--- Start Data provided ---
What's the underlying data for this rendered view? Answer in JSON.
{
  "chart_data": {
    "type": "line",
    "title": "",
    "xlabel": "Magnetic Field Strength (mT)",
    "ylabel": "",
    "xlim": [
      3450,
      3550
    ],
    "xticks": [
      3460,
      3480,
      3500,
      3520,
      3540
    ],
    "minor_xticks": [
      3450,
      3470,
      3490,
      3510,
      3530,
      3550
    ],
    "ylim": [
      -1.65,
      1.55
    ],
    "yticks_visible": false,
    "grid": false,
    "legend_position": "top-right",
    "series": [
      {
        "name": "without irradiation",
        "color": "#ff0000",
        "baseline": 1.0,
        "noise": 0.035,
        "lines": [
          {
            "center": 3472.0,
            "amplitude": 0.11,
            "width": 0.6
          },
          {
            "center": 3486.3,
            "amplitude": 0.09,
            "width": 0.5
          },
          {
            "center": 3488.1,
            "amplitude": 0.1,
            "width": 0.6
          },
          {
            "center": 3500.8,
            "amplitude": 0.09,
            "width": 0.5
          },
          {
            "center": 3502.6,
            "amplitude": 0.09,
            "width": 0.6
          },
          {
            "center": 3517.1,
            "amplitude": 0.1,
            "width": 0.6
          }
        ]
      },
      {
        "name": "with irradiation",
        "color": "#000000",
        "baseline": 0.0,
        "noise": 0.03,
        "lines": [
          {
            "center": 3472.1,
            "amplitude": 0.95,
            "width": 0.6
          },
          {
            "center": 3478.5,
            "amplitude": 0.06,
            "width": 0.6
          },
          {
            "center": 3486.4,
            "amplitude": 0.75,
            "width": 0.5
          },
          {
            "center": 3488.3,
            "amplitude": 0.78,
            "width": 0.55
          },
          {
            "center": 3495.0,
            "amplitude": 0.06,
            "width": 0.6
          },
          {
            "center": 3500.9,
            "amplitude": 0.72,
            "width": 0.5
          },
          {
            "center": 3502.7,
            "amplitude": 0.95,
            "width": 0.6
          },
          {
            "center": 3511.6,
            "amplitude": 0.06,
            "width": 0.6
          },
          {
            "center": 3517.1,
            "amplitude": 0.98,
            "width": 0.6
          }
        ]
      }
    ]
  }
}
--- End Data provided ---
◆ Goal:
Show all lines in the entries above where the string "irradiation" appears.

◆ The output:
        "name": "without irradiation",
        "name": "with irradiation",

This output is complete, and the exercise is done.